» Exercise objective: Repeat the material in full. Keep every line exactly as it is.

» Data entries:

# # # # # # #

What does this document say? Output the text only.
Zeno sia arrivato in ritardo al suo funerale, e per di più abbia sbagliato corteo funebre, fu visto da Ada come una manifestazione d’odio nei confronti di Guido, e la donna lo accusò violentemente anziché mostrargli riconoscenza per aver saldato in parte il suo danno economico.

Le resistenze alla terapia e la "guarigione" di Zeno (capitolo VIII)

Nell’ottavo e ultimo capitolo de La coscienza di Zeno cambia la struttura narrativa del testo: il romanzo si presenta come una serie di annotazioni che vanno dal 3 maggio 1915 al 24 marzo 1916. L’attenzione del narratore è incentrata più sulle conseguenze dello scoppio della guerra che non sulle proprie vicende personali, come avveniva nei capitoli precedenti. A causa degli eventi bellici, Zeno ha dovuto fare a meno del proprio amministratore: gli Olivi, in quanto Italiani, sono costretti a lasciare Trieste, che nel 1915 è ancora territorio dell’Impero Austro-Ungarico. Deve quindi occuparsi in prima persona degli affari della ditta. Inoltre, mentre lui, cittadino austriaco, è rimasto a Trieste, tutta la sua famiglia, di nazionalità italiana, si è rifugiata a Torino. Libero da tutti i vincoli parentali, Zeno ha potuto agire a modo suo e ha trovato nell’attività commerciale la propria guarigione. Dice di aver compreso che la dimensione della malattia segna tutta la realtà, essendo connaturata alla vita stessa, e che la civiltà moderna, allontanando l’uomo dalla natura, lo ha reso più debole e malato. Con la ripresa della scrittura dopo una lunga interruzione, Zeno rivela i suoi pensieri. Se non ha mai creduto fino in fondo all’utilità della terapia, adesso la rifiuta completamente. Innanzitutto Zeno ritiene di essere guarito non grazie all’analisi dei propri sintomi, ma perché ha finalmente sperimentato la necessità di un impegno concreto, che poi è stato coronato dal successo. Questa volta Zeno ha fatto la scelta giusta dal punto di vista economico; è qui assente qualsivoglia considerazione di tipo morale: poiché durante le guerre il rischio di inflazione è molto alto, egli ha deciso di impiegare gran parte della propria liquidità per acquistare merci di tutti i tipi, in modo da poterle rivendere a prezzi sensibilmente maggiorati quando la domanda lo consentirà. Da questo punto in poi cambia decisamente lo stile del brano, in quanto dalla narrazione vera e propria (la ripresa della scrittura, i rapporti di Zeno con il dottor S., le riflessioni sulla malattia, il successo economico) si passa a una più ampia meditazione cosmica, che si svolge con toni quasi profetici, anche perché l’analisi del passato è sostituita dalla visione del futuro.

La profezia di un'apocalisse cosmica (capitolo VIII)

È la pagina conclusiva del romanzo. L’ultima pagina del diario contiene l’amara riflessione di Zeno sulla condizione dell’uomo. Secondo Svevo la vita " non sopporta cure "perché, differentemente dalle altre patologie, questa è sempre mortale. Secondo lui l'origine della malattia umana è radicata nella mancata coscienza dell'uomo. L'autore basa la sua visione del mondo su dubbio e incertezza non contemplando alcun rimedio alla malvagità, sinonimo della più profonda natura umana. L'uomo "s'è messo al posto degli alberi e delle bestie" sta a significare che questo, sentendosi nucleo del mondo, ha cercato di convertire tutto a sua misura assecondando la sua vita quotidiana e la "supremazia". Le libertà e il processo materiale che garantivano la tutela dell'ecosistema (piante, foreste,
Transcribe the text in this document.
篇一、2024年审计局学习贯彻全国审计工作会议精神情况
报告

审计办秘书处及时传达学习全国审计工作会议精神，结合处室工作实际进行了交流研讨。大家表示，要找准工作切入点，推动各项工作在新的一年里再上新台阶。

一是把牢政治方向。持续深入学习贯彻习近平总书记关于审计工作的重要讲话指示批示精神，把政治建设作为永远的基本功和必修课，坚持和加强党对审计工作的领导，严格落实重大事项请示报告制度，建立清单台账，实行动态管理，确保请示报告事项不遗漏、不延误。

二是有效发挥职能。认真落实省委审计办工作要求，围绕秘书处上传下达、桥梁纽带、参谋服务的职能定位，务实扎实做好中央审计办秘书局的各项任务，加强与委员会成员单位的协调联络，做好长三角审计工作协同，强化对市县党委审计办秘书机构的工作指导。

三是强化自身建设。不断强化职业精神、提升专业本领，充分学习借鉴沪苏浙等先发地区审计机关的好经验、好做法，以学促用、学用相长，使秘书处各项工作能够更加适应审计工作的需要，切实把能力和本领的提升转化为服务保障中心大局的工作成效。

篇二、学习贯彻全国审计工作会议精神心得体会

# # # # # # #

» Written answer:
What does this document say? Output the text only.
Zeno sia arrivato in ritardo al suo funerale, e per di più abbia sbagliato corteo funebre, fu visto da Ada come una manifestazione d’odio nei confronti di Guido, e la donna lo accusò violentemente anziché mostrargli riconoscenza per aver saldato in parte il suo danno economico.

Le resistenze alla terapia e la "guarigione" di Zeno (capitolo VIII)

Nell’ottavo e ultimo capitolo de La coscienza di Zeno cambia la struttura narrativa del testo: il romanzo si presenta come una serie di annotazioni che vanno dal 3 maggio 1915 al 24 marzo 1916. L’attenzione del narratore è incentrata più sulle conseguenze dello scoppio della guerra che non sulle proprie vicende personali, come avveniva nei capitoli precedenti. A causa degli eventi bellici, Zeno ha dovuto fare a meno del proprio amministratore: gli Olivi, in quanto Italiani, sono costretti a lasciare Trieste, che nel 1915 è ancora territorio dell’Impero Austro-Ungarico. Deve quindi occuparsi in prima persona degli affari della ditta. Inoltre, mentre lui, cittadino austriaco, è rimasto a Trieste, tutta la sua famiglia, di nazionalità italiana, si è rifugiata a Torino. Libero da tutti i vincoli parentali, Zeno ha potuto agire a modo suo e ha trovato nell’attività commerciale la propria guarigione. Dice di aver compreso che la dimensione della malattia segna tutta la realtà, essendo connaturata alla vita stessa, e che la civiltà moderna, allontanando l’uomo dalla natura, lo ha reso più debole e malato. Con la ripresa della scrittura dopo una lunga interruzione, Zeno rivela i suoi pensieri. Se non ha mai creduto fino in fondo all’utilità della terapia, adesso la rifiuta completamente. Innanzitutto Zeno ritiene di essere guarito non grazie all’analisi dei propri sintomi, ma perché ha finalmente sperimentato la necessità di un impegno concreto, che poi è stato coronato dal successo. Questa volta Zeno ha fatto la scelta giusta dal punto di vista economico; è qui assente qualsivoglia considerazione di tipo morale: poiché durante le guerre il rischio di inflazione è molto alto, egli ha deciso di impiegare gran parte della propria liquidità per acquistare merci di tutti i tipi, in modo da poterle rivendere a prezzi sensibilmente maggiorati quando la domanda lo consentirà. Da questo punto in poi cambia decisamente lo stile del brano, in quanto dalla narrazione vera e propria (la ripresa della scrittura, i rapporti di Zeno con il dottor S., le riflessioni sulla malattia, il successo economico) si passa a una più ampia meditazione cosmica, che si svolge con toni quasi profetici, anche perché l’analisi del passato è sostituita dalla visione del futuro.

La profezia di un'apocalisse cosmica (capitolo VIII)

È la pagina conclusiva del romanzo. L’ultima pagina del diario contiene l’amara riflessione di Zeno sulla condizione dell’uomo. Secondo Svevo la vita " non sopporta cure "perché, differentemente dalle altre patologie, questa è sempre mortale. Secondo lui l'origine della malattia umana è radicata nella mancata coscienza dell'uomo. L'autore basa la sua visione del mondo su dubbio e incertezza non contemplando alcun rimedio alla malvagità, sinonimo della più profonda natura umana. L'uomo "s'è messo al posto degli alberi e delle bestie" sta a significare che questo, sentendosi nucleo del mondo, ha cercato di convertire tutto a sua misura assecondando la sua vita quotidiana e la "supremazia". Le libertà e il processo materiale che garantivano la tutela dell'ecosistema (piante, foreste,
Transcribe the text in this document.
篇一、2024年审计局学习贯彻全国审计工作会议精神情况
报告

审计办秘书处及时传达学习全国审计工作会议精神，结合处室工作实际进行了交流研讨。大家表示，要找准工作切入点，推动各项工作在新的一年里再上新台阶。

一是把牢政治方向。持续深入学习贯彻习近平总书记关于审计工作的重要讲话指示批示精神，把政治建设作为永远的基本功和必修课，坚持和加强党对审计工作的领导，严格落实重大事项请示报告制度，建立清单台账，实行动态管理，确保请示报告事项不遗漏、不延误。

二是有效发挥职能。认真落实省委审计办工作要求，围绕秘书处上传下达、桥梁纽带、参谋服务的职能定位，务实扎实做好中央审计办秘书局的各项任务，加强与委员会成员单位的协调联络，做好长三角审计工作协同，强化对市县党委审计办秘书机构的工作指导。

三是强化自身建设。不断强化职业精神、提升专业本领，充分学习借鉴沪苏浙等先发地区审计机关的好经验、好做法，以学促用、学用相长，使秘书处各项工作能够更加适应审计工作的需要，切实把能力和本领的提升转化为服务保障中心大局的工作成效。

篇二、学习贯彻全国审计工作会议精神心得体会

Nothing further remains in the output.